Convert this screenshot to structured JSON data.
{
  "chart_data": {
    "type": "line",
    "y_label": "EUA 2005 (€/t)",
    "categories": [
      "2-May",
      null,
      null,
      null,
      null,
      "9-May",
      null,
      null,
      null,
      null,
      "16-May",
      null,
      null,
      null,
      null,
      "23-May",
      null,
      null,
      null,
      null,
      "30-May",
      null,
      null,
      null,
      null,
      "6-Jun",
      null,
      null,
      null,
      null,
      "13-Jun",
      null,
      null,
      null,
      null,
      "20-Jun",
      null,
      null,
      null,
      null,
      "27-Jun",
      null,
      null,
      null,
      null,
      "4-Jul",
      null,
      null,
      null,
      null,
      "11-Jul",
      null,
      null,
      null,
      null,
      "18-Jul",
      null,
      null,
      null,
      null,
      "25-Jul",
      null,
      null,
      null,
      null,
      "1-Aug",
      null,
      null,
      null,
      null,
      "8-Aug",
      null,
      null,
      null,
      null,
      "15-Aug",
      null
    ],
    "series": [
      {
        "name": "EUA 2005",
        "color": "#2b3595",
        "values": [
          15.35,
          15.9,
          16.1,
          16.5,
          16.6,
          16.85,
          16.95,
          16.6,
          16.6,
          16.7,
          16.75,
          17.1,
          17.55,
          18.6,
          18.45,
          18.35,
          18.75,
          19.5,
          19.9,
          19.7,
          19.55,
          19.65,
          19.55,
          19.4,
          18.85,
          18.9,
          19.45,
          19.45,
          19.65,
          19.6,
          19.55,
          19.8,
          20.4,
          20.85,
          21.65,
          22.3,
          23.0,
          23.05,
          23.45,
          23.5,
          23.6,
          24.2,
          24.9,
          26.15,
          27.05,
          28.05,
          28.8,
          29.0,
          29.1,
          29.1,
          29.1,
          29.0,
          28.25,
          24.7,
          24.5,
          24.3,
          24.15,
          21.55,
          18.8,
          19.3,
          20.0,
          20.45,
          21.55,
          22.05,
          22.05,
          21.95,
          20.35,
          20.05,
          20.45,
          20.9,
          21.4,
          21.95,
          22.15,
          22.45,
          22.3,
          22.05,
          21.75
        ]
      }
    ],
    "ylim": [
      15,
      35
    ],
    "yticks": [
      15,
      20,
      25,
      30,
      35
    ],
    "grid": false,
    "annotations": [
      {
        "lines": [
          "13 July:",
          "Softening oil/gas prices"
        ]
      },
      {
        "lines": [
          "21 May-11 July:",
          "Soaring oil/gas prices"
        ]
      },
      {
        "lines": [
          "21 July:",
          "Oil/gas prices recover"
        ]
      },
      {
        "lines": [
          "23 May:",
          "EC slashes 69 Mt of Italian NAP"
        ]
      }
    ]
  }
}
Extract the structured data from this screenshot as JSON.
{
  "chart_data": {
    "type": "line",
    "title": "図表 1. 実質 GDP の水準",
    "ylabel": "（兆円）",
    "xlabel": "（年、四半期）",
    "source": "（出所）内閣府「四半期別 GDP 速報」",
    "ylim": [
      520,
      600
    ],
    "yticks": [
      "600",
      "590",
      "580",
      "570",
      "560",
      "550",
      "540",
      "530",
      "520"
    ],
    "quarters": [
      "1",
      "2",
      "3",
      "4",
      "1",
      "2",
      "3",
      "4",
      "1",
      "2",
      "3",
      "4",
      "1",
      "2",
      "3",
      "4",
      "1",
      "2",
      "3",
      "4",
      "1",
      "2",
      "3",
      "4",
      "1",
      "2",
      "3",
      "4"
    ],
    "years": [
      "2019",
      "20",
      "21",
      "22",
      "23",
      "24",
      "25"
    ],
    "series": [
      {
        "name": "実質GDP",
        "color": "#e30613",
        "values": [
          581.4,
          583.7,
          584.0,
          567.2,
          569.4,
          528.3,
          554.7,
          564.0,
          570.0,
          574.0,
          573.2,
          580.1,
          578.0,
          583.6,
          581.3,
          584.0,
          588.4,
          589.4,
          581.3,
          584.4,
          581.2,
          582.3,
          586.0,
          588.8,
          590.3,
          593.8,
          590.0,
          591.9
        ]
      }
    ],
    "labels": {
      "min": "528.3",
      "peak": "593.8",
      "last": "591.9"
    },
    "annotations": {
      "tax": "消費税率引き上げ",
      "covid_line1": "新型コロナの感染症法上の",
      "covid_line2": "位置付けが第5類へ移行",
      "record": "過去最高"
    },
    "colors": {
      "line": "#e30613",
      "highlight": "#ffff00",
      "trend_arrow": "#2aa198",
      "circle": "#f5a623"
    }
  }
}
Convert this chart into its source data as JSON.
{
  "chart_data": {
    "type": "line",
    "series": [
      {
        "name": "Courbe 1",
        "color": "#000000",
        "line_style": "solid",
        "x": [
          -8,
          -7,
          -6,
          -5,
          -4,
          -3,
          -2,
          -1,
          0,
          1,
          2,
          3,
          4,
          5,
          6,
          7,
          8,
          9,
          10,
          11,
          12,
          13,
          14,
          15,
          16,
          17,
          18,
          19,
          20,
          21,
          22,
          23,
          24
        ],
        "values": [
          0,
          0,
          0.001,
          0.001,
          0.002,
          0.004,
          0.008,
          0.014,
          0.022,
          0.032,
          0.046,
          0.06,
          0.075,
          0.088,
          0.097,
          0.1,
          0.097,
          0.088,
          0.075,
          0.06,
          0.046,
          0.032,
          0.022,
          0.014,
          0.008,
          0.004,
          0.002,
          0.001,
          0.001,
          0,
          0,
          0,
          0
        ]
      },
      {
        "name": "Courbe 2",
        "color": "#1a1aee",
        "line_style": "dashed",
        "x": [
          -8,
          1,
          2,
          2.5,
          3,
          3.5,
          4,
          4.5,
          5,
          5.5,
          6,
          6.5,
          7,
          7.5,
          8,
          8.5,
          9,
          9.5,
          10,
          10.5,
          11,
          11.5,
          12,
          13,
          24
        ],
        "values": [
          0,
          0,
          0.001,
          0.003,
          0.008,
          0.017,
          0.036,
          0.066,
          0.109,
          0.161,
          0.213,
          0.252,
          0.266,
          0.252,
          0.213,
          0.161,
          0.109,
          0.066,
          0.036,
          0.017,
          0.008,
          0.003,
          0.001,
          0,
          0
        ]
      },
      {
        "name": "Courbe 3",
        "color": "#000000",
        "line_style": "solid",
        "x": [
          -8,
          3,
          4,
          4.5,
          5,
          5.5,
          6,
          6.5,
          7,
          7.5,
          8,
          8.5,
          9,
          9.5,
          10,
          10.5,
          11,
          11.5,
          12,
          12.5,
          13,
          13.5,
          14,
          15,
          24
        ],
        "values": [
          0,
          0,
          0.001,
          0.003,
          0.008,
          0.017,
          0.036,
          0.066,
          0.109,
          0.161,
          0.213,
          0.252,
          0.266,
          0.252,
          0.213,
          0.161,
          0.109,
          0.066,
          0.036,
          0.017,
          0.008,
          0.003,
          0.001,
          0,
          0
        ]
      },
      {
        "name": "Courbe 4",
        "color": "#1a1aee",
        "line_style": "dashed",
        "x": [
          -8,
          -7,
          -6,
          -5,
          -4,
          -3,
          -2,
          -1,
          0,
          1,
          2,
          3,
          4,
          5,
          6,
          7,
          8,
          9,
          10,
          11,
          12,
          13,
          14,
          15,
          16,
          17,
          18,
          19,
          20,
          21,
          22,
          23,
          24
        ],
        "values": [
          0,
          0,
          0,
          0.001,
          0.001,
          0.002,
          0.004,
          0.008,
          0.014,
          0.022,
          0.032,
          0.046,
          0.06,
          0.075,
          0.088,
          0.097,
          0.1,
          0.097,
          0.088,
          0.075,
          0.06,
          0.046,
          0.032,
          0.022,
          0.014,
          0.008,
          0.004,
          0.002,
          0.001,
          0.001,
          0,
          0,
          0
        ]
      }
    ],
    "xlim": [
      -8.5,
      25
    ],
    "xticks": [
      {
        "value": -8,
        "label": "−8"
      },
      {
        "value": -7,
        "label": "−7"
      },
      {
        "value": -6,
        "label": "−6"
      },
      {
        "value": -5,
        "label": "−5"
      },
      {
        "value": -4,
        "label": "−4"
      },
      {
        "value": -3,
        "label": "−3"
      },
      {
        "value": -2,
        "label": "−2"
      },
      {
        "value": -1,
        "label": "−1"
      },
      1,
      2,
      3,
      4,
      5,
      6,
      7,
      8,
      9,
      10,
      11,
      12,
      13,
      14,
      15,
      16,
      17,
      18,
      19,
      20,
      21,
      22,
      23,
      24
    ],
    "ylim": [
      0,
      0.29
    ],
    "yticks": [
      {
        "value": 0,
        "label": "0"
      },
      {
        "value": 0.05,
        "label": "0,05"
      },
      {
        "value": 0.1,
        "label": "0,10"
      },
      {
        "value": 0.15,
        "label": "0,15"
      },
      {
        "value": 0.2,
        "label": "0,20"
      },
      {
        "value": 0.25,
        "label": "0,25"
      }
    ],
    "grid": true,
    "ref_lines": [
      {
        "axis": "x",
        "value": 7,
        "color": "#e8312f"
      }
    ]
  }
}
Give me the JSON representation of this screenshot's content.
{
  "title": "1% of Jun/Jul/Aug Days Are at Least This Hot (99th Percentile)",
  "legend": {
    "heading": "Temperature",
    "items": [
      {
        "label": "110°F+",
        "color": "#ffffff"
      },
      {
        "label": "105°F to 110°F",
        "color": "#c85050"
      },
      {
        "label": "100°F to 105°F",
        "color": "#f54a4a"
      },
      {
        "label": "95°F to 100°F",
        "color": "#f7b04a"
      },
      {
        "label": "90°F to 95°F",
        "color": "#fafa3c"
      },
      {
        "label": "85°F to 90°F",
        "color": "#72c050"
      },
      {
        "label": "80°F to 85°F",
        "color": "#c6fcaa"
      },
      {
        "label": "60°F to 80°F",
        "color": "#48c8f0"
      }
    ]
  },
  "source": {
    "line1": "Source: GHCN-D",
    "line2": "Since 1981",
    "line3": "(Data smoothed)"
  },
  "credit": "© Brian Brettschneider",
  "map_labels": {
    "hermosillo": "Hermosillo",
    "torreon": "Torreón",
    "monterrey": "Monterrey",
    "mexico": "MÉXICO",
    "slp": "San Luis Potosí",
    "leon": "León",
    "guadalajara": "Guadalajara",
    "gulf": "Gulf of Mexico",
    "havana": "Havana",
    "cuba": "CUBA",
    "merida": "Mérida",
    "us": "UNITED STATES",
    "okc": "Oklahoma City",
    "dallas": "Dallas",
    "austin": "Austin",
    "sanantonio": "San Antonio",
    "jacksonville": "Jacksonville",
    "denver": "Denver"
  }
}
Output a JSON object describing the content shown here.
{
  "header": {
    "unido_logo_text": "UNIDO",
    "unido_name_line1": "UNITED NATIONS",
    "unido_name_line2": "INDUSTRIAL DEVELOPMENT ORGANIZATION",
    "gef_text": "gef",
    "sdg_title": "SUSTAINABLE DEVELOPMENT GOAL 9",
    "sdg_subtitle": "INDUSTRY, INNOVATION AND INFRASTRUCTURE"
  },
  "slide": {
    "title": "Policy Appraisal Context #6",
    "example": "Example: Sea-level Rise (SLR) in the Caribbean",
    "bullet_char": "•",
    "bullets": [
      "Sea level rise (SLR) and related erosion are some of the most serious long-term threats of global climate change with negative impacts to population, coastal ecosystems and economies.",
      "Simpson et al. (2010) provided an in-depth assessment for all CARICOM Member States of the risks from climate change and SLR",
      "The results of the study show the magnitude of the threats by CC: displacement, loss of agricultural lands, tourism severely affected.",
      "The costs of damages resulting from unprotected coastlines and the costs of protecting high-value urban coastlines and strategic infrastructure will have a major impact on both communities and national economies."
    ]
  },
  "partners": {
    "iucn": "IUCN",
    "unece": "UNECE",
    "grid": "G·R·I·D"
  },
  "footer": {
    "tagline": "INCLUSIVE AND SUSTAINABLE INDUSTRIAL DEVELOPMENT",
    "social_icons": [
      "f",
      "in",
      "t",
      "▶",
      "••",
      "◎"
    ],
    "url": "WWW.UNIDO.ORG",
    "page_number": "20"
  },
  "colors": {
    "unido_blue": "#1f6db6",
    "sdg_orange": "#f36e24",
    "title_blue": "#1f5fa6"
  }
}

........

Collect each line of the entries that has the word "from", copying it in full.

Extract the structured data from this screenshot as JSON.
      "Simpson et al. (2010) provided an in-depth assessment for all CARICOM Member States of the risks from climate change and SLR",
      "The costs of damages resulting from unprotected coastlines and the costs of protecting high-value urban coastlines and strategic infrastructure will have a major impact on both communities and national economies."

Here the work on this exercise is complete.